-- start Supplied information --

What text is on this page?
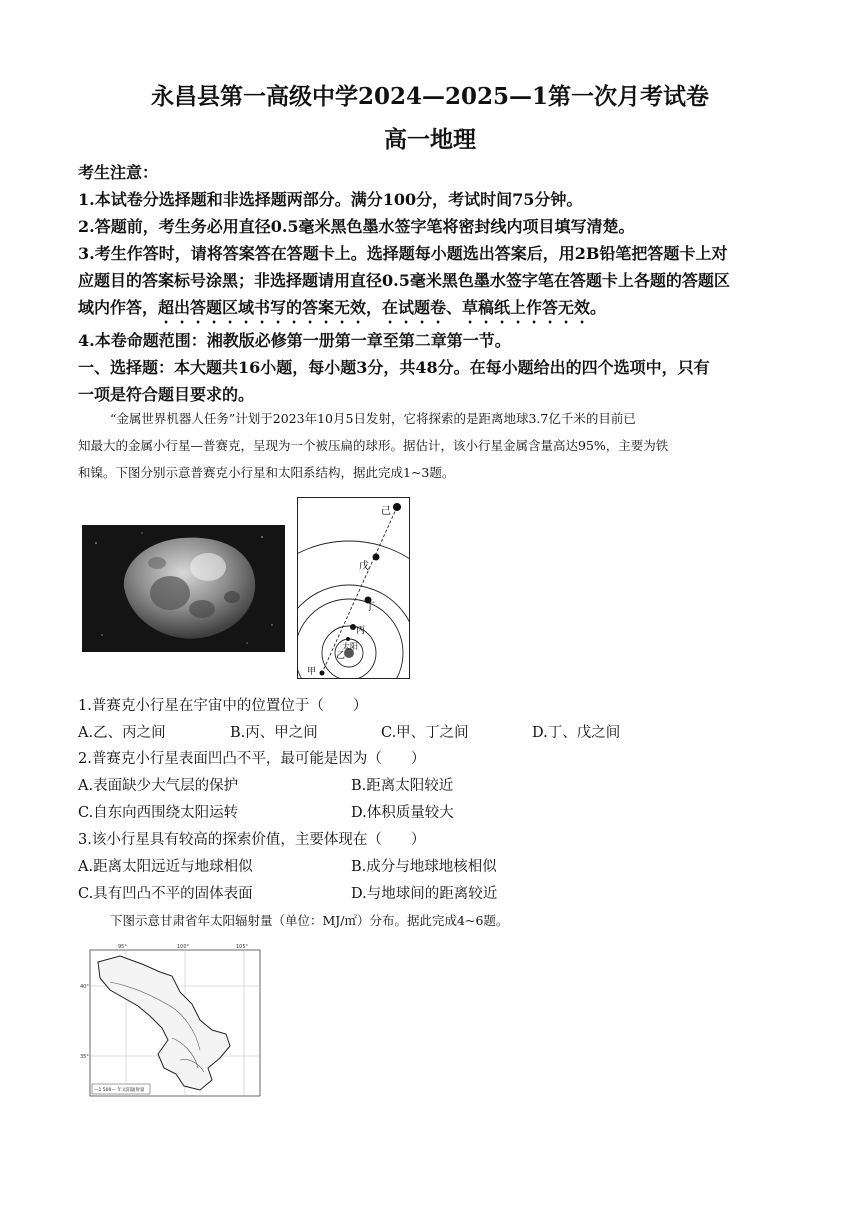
永昌县第一高级中学2024—2025—1第一次月考试卷
高一地理
考生注意：
1.本试卷分选择题和非选择题两部分。满分100分，考试时间75分钟。
2.答题前，考生务必用直径0.5毫米黑色墨水签字笔将密封线内项目填写清楚。
3.考生作答时，请将答案答在答题卡上。选择题每小题选出答案后，用2B铅笔把答题卡上对
应题目的答案标号涂黑；非选择题请用直径0.5毫米黑色墨水签字笔在答题卡上各题的答题区
域内作答，超出答题区域书写的答案无效，在试题卷、草稿纸上作答无效。
4.本卷命题范围：湘教版必修第一册第一章至第二章第一节。
一、选择题：本大题共16小题，每小题3分，共48分。在每小题给出的四个选项中，只有
一项是符合题目要求的。
“金属世界机器人任务”计划于2023年10月5日发射，它将探索的是距离地球3.7亿千米的目前已
知最大的金属小行星—普赛克，呈现为一个被压扁的球形。据估计，该小行星金属含量高达95%，主要为铁
和镍。下图分别示意普赛克小行星和太阳系结构，据此完成1~3题。
己
戊
丁
丙
乙
太阳
甲
1.普赛克小行星在宇宙中的位置位于（　　）
A.乙、丙之间	B.丙、甲之间	C.甲、丁之间	D.丁、戊之间
2.普赛克小行星表面凹凸不平，最可能是因为（　　）
A.表面缺少大气层的保护	B.距离太阳较近
C.自东向西围绕太阳运转	D.体积质量较大
3.该小行星具有较高的探索价值，主要体现在（　　）
A.距离太阳远近与地球相似	B.成分与地球地核相似
C.具有凹凸不平的固体表面	D.与地球间的距离较近
下图示意甘肃省年太阳辐射量（单位：MJ/㎡）分布。据此完成4~6题。
95°	100°	105°
40°
35°
—1 500— 年太阳辐射量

-- end Supplied information --

#### [To be done]
Omit any images, then output the listing exactly.

#### [Complete answer]
What text is on this page?
永昌县第一高级中学2024—2025—1第一次月考试卷
高一地理
考生注意：
1.本试卷分选择题和非选择题两部分。满分100分，考试时间75分钟。
2.答题前，考生务必用直径0.5毫米黑色墨水签字笔将密封线内项目填写清楚。
3.考生作答时，请将答案答在答题卡上。选择题每小题选出答案后，用2B铅笔把答题卡上对
应题目的答案标号涂黑；非选择题请用直径0.5毫米黑色墨水签字笔在答题卡上各题的答题区
域内作答，超出答题区域书写的答案无效，在试题卷、草稿纸上作答无效。
4.本卷命题范围：湘教版必修第一册第一章至第二章第一节。
一、选择题：本大题共16小题，每小题3分，共48分。在每小题给出的四个选项中，只有
一项是符合题目要求的。
“金属世界机器人任务”计划于2023年10月5日发射，它将探索的是距离地球3.7亿千米的目前已
知最大的金属小行星—普赛克，呈现为一个被压扁的球形。据估计，该小行星金属含量高达95%，主要为铁
和镍。下图分别示意普赛克小行星和太阳系结构，据此完成1~3题。
己
戊
丁
丙
乙
太阳
甲
1.普赛克小行星在宇宙中的位置位于（　　）
A.乙、丙之间	B.丙、甲之间	C.甲、丁之间	D.丁、戊之间
2.普赛克小行星表面凹凸不平，最可能是因为（　　）
A.表面缺少大气层的保护	B.距离太阳较近
C.自东向西围绕太阳运转	D.体积质量较大
3.该小行星具有较高的探索价值，主要体现在（　　）
A.距离太阳远近与地球相似	B.成分与地球地核相似
C.具有凹凸不平的固体表面	D.与地球间的距离较近
下图示意甘肃省年太阳辐射量（单位：MJ/㎡）分布。据此完成4~6题。
95°	100°	105°
40°
35°
—1 500— 年太阳辐射量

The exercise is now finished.